* _Required work_: Go through the material below and copy all lines with "рисунку".

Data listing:
+--

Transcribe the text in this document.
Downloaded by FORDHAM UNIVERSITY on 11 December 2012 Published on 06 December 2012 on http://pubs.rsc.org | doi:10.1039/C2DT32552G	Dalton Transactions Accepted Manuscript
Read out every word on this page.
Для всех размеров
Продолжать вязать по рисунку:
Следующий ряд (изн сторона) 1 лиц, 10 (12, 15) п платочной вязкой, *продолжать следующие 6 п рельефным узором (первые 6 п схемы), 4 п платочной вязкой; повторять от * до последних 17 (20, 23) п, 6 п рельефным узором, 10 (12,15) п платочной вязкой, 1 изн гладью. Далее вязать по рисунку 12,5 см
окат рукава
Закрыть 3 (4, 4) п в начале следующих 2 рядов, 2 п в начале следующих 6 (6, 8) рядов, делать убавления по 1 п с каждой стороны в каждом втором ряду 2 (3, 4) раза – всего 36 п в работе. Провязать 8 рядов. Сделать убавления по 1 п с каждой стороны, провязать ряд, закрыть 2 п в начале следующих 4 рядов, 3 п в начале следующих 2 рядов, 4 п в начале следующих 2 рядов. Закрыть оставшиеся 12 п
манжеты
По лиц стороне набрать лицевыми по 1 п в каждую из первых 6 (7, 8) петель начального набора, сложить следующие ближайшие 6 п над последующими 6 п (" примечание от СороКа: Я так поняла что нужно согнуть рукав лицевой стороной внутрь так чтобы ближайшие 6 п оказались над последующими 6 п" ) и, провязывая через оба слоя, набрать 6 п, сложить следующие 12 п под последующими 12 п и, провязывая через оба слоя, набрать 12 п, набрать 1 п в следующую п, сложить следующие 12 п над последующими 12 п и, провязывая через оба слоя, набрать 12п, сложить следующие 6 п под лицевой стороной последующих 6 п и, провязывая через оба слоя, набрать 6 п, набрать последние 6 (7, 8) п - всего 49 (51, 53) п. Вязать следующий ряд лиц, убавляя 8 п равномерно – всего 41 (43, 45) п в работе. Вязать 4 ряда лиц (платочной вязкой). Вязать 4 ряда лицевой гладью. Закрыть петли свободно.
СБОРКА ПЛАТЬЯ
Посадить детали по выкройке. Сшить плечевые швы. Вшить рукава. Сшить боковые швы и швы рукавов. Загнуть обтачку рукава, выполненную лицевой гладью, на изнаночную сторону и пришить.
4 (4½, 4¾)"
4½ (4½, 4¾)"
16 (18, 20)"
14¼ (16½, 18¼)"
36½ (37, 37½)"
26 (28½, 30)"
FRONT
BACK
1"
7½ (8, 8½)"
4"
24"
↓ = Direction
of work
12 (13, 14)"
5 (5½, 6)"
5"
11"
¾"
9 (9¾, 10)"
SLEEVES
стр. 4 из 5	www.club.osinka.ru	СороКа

+--

* _Task answer_:
Продолжать вязать по рисунку:
Следующий ряд (изн сторона) 1 лиц, 10 (12, 15) п платочной вязкой, *продолжать следующие 6 п рельефным узором (первые 6 п схемы), 4 п платочной вязкой; повторять от * до последних 17 (20, 23) п, 6 п рельефным узором, 10 (12,15) п платочной вязкой, 1 изн гладью. Далее вязать по рисунку 12,5 см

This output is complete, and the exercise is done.